Write the material out again in full, exactly.

--- begin ---

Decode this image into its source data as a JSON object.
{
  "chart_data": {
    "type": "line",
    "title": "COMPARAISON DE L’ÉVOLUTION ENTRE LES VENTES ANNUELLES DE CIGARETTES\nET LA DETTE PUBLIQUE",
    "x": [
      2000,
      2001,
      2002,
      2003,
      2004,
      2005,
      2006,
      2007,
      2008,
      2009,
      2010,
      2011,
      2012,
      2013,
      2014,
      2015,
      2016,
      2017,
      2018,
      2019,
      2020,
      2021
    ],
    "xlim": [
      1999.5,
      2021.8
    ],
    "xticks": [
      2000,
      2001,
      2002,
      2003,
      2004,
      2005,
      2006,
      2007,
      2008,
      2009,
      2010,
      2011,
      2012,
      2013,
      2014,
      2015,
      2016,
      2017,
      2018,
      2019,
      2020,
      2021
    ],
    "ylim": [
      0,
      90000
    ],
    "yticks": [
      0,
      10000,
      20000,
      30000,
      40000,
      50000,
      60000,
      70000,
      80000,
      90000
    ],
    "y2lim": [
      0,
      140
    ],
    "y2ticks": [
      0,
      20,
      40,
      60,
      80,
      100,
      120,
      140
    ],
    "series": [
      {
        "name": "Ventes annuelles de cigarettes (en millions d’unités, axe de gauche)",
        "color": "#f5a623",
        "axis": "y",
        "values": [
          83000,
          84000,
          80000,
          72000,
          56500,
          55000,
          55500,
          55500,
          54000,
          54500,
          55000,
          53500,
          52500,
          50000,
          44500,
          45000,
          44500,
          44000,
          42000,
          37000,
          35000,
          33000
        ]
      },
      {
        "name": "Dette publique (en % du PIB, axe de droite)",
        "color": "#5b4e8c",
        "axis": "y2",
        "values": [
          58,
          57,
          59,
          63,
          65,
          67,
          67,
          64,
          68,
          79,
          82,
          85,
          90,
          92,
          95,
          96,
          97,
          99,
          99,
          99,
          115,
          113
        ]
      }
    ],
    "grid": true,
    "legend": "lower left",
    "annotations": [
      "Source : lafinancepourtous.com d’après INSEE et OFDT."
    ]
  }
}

--- end ---

● REPLY TO THE TASK:
Decode this image into its source data as a JSON object.
{
  "chart_data": {
    "type": "line",
    "title": "COMPARAISON DE L’ÉVOLUTION ENTRE LES VENTES ANNUELLES DE CIGARETTES\nET LA DETTE PUBLIQUE",
    "x": [
      2000,
      2001,
      2002,
      2003,
      2004,
      2005,
      2006,
      2007,
      2008,
      2009,
      2010,
      2011,
      2012,
      2013,
      2014,
      2015,
      2016,
      2017,
      2018,
      2019,
      2020,
      2021
    ],
    "xlim": [
      1999.5,
      2021.8
    ],
    "xticks": [
      2000,
      2001,
      2002,
      2003,
      2004,
      2005,
      2006,
      2007,
      2008,
      2009,
      2010,
      2011,
      2012,
      2013,
      2014,
      2015,
      2016,
      2017,
      2018,
      2019,
      2020,
      2021
    ],
    "ylim": [
      0,
      90000
    ],
    "yticks": [
      0,
      10000,
      20000,
      30000,
      40000,
      50000,
      60000,
      70000,
      80000,
      90000
    ],
    "y2lim": [
      0,
      140
    ],
    "y2ticks": [
      0,
      20,
      40,
      60,
      80,
      100,
      120,
      140
    ],
    "series": [
      {
        "name": "Ventes annuelles de cigarettes (en millions d’unités, axe de gauche)",
        "color": "#f5a623",
        "axis": "y",
        "values": [
          83000,
          84000,
          80000,
          72000,
          56500,
          55000,
          55500,
          55500,
          54000,
          54500,
          55000,
          53500,
          52500,
          50000,
          44500,
          45000,
          44500,
          44000,
          42000,
          37000,
          35000,
          33000
        ]
      },
      {
        "name": "Dette publique (en % du PIB, axe de droite)",
        "color": "#5b4e8c",
        "axis": "y2",
        "values": [
          58,
          57,
          59,
          63,
          65,
          67,
          67,
          64,
          68,
          79,
          82,
          85,
          90,
          92,
          95,
          96,
          97,
          99,
          99,
          99,
          115,
          113
        ]
      }
    ],
    "grid": true,
    "legend": "lower left",
    "annotations": [
      "Source : lafinancepourtous.com d’après INSEE et OFDT."
    ]
  }
}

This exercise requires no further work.